Read the records below and copy each line that contains "Weekly".
-- START --
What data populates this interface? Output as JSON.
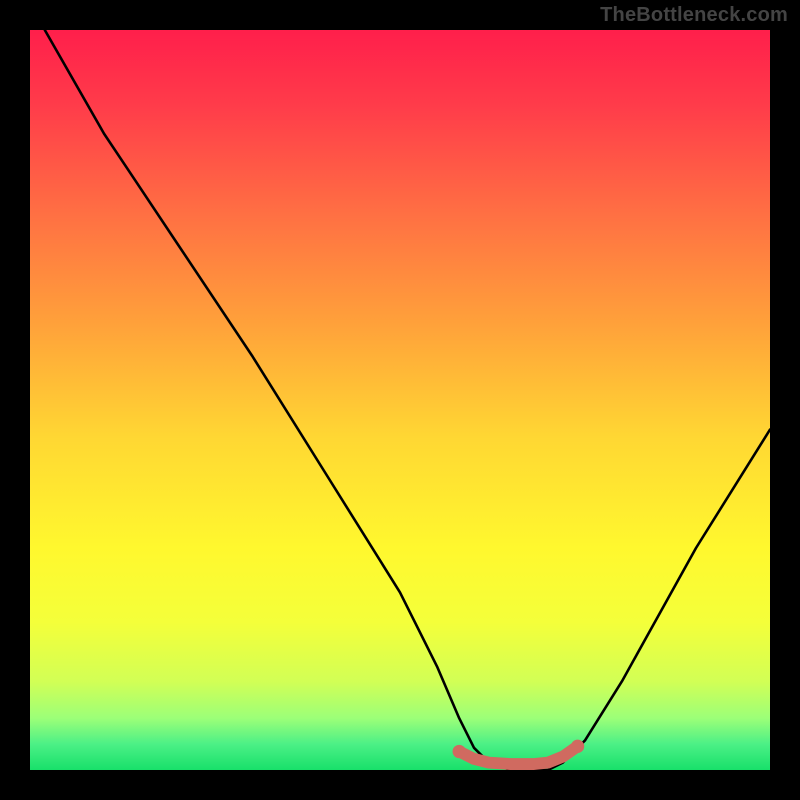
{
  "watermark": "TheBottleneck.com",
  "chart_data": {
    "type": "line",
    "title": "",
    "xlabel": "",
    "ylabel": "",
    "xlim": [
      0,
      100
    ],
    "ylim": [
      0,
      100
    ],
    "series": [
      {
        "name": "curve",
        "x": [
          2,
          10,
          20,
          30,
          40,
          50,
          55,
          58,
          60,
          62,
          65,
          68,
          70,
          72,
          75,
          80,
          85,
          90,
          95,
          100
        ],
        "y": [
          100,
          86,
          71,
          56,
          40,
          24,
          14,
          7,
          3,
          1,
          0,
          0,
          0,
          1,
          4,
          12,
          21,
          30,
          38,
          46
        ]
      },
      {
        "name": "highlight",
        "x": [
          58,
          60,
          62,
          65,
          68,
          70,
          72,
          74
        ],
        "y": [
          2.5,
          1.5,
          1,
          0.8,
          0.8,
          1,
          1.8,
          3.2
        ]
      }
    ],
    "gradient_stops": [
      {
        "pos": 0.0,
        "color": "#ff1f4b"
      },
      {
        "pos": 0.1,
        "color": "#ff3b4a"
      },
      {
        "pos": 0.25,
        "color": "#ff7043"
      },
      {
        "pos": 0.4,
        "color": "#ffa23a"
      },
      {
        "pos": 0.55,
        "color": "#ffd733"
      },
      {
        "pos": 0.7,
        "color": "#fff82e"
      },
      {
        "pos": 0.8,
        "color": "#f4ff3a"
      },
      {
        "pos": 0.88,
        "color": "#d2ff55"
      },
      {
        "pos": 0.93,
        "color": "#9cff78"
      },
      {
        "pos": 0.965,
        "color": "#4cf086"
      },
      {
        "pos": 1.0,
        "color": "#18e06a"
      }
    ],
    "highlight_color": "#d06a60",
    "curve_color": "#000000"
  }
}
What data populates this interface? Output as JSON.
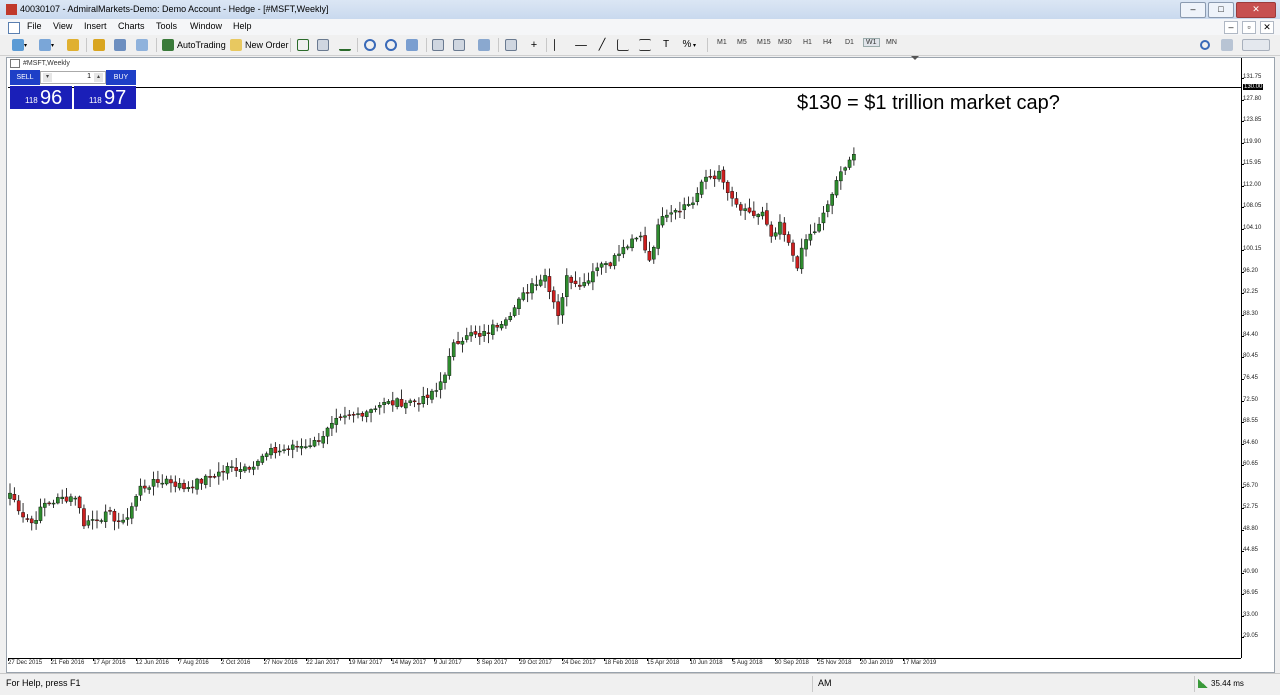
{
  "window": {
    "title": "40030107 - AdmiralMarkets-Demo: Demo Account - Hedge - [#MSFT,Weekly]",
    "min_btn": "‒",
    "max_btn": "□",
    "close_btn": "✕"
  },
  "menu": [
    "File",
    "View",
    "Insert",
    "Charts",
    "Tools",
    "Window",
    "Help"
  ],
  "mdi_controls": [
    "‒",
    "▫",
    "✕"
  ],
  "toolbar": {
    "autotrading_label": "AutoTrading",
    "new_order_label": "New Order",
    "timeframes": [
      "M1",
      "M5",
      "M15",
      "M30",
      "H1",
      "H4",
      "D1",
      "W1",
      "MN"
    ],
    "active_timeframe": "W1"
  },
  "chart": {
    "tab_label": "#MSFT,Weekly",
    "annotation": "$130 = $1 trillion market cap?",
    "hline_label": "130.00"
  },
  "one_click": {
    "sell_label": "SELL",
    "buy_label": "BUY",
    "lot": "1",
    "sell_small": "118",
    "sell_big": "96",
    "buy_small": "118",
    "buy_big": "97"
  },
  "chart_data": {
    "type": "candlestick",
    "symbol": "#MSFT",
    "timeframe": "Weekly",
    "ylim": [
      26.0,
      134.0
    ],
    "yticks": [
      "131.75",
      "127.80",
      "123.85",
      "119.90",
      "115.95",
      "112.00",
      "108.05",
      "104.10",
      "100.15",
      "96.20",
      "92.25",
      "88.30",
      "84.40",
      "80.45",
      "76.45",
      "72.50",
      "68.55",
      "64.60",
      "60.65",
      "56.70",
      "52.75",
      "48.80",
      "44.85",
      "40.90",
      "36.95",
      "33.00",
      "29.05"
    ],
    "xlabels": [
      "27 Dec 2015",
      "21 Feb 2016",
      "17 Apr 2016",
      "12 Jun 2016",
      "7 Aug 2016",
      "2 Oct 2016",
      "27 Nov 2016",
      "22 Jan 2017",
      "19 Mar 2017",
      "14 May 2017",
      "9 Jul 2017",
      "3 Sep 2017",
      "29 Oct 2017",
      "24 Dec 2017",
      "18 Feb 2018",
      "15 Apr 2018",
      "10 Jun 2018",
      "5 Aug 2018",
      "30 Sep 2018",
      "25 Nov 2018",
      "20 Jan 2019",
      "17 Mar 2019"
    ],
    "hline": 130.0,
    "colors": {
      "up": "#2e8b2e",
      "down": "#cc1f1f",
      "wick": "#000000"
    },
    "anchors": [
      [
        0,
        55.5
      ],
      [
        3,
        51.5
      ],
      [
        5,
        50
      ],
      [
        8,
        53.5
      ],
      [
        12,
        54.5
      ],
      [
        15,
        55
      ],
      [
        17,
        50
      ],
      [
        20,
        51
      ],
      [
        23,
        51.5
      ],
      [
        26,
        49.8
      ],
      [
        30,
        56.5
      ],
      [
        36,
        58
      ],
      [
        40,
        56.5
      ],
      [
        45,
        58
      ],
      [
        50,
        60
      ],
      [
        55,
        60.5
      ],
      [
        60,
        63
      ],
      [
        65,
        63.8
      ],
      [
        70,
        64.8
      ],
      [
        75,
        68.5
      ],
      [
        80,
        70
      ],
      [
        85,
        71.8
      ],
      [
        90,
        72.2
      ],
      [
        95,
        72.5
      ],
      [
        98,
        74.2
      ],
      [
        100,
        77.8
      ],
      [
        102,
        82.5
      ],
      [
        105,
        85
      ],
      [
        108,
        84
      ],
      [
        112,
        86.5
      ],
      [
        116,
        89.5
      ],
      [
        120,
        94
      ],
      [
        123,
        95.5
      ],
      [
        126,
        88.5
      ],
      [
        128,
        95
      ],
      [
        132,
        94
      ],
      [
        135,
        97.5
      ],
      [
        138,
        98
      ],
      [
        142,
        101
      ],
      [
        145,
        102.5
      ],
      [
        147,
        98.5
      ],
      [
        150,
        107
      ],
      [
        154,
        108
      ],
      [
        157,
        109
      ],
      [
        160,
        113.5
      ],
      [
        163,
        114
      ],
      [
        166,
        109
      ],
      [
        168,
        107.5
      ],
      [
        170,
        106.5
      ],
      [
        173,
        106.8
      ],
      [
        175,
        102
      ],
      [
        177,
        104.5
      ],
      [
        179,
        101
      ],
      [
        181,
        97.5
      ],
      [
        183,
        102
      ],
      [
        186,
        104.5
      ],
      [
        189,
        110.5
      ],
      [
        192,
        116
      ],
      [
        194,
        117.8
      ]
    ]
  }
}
-- END --
== Response to the exercise ==
    "title": "40030107 - AdmiralMarkets-Demo: Demo Account - Hedge - [#MSFT,Weekly]",
    "tab_label": "#MSFT,Weekly",
    "timeframe": "Weekly",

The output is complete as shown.